Goal:
Convert each line of the data below into a string in a JSON list, one string per line, and skip any blank lines. Leave the pictures out of your answer.

Recorded data:

* Start *

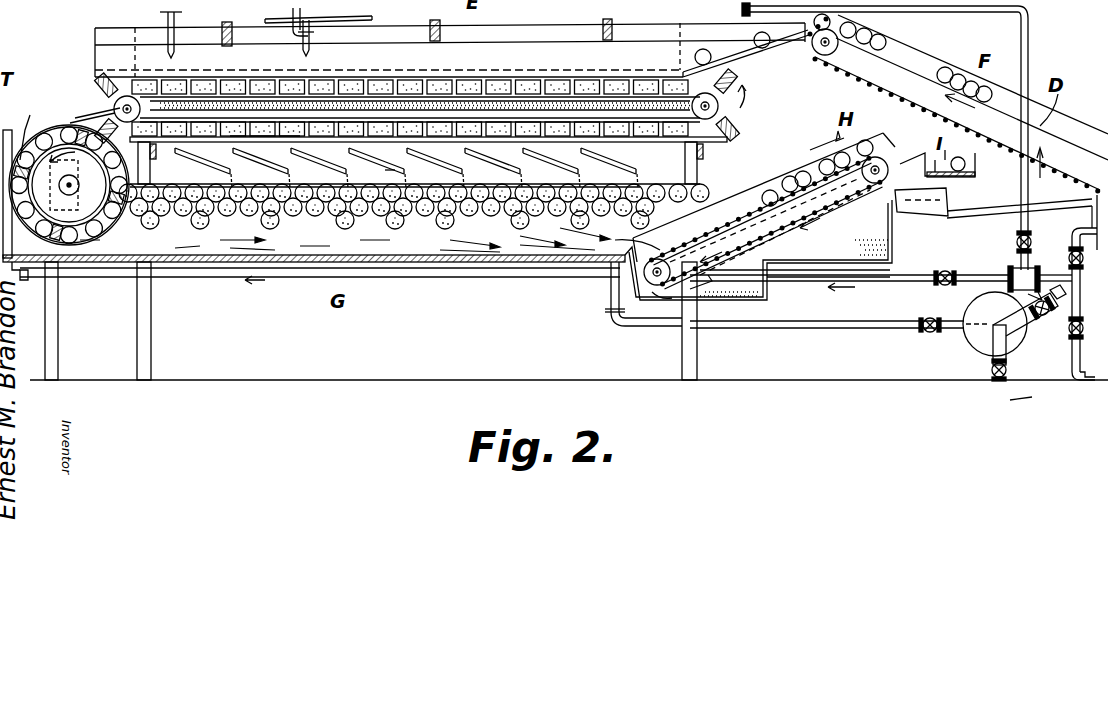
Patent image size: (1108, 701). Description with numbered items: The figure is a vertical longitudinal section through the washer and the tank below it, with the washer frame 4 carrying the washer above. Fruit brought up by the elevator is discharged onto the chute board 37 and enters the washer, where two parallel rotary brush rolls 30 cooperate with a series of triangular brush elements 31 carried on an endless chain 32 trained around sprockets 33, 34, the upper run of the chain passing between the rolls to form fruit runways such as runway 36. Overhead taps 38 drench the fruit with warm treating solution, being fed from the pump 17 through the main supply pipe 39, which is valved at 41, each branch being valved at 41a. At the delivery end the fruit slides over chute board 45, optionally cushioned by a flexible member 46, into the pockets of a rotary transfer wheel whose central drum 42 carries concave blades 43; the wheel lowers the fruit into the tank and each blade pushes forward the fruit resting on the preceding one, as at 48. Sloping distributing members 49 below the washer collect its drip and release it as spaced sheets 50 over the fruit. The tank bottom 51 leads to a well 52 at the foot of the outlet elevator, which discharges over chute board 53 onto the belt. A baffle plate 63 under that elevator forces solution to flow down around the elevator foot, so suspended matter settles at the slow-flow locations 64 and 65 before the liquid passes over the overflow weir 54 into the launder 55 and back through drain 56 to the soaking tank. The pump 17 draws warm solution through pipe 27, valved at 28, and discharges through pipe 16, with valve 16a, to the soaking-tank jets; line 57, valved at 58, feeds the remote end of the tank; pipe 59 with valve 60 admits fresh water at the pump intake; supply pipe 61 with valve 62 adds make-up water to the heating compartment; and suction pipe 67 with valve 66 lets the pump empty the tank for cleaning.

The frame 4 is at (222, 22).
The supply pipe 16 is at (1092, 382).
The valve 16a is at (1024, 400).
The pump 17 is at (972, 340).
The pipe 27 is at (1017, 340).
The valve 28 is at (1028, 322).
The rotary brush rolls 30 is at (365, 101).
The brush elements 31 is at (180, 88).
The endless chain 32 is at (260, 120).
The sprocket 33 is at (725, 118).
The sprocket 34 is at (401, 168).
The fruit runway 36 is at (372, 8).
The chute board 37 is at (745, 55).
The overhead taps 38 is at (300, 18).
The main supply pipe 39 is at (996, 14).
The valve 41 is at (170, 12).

* End *

Correct output:
[
  "Patent image size: (1108, 701). Description with numbered items: The figure is a vertical longitudinal section through the washer and the tank below it, with the washer frame 4 carrying the washer above. Fruit brought up by the elevator is discharged onto the chute board 37 and enters the washer, where two parallel rotary brush rolls 30 cooperate with a series of triangular brush elements 31 carried on an endless chain 32 trained around sprockets 33, 34, the upper run of the chain passing between the rolls to form fruit runways such as runway 36. Overhead taps 38 drench the fruit with warm treating solution, being fed from the pump 17 through the main supply pipe 39, which is valved at 41, each branch being valved at 41a. At the delivery end the fruit slides over chute board 45, optionally cushioned by a flexible member 46, into the pockets of a rotary transfer wheel whose central drum 42 carries concave blades 43; the wheel lowers the fruit into the tank and each blade pushes forward the fruit resting on the preceding one, as at 48. Sloping distributing members 49 below the washer collect its drip and release it as spaced sheets 50 over the fruit. The tank bottom 51 leads to a well 52 at the foot of the outlet elevator, which discharges over chute board 53 onto the belt. A baffle plate 63 under that elevator forces solution to flow down around the elevator foot, so suspended matter settles at the slow-flow locations 64 and 65 before the liquid passes over the overflow weir 54 into the launder 55 and back through drain 56 to the soaking tank. The pump 17 draws warm solution through pipe 27, valved at 28, and discharges through pipe 16, with valve 16a, to the soaking-tank jets; line 57, valved at 58, feeds the remote end of the tank; pipe 59 with valve 60 admits fresh water at the pump intake; supply pipe 61 with valve 62 adds make-up water to the heating compartment; and suction pipe 67 with valve 66 lets the pump empty the tank for cleaning.",
  "The frame 4 is at (222, 22).",
  "The supply pipe 16 is at (1092, 382).",
  "The valve 16a is at (1024, 400).",
  "The pump 17 is at (972, 340).",
  "The pipe 27 is at (1017, 340).",
  "The valve 28 is at (1028, 322).",
  "The rotary brush rolls 30 is at (365, 101).",
  "The brush elements 31 is at (180, 88).",
  "The endless chain 32 is at (260, 120).",
  "The sprocket 33 is at (725, 118).",
  "The sprocket 34 is at (401, 168).",
  "The fruit runway 36 is at (372, 8).",
  "The chute board 37 is at (745, 55).",
  "The overhead taps 38 is at (300, 18).",
  "The main supply pipe 39 is at (996, 14).",
  "The valve 41 is at (170, 12)."
]